[Task to carry out] Look through the data for the string "determine". Copy every line where it is found.

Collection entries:
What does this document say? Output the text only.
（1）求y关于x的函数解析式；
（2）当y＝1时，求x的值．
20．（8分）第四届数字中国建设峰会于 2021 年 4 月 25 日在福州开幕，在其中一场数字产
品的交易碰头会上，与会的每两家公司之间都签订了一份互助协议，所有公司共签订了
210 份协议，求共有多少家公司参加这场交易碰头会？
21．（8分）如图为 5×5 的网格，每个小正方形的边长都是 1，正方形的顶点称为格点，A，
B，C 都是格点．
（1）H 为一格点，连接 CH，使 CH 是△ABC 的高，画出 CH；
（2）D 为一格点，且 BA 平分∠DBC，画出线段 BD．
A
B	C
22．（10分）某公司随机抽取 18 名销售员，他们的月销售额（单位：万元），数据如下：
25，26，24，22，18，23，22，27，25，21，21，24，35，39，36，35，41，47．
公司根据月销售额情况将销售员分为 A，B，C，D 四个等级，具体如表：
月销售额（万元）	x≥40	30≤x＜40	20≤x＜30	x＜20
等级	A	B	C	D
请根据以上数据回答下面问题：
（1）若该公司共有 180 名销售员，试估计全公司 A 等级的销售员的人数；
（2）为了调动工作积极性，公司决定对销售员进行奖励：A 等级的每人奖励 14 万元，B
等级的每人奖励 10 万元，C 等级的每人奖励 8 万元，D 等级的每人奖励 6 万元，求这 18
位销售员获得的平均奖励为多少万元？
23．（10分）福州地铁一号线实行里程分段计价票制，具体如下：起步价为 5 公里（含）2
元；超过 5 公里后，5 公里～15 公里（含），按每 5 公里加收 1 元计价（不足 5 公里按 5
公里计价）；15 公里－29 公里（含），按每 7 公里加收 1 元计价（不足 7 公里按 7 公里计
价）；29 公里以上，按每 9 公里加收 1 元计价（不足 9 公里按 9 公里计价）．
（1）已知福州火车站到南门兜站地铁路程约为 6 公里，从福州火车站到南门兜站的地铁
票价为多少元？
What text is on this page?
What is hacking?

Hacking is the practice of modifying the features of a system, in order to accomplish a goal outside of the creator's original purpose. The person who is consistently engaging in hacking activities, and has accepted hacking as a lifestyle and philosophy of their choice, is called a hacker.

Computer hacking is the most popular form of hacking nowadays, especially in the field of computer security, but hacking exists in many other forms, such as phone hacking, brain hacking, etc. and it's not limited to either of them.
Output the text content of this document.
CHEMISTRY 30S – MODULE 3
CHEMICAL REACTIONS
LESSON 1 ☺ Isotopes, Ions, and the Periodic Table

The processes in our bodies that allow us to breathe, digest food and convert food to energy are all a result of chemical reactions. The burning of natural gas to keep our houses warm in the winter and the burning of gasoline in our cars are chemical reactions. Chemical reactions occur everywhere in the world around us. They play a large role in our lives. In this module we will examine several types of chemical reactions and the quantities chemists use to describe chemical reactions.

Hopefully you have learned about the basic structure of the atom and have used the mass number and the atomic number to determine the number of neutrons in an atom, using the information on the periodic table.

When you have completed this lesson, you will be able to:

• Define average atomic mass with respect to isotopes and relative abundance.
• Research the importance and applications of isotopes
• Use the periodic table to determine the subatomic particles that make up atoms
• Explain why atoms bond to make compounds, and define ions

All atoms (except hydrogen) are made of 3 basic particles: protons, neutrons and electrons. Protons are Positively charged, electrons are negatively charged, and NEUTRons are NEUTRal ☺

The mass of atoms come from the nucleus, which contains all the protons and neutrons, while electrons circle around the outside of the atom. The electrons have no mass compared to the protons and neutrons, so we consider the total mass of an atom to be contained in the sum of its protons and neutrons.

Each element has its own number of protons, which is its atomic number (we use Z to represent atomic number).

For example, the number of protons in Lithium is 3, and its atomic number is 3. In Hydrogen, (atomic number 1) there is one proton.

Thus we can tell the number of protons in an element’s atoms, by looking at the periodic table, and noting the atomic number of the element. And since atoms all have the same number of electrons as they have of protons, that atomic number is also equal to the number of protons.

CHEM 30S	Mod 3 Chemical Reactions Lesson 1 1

[Result]
Hopefully you have learned about the basic structure of the atom and have used the mass number and the atomic number to determine the number of neutrons in an atom, using the information on the periodic table.
• Use the periodic table to determine the subatomic particles that make up atoms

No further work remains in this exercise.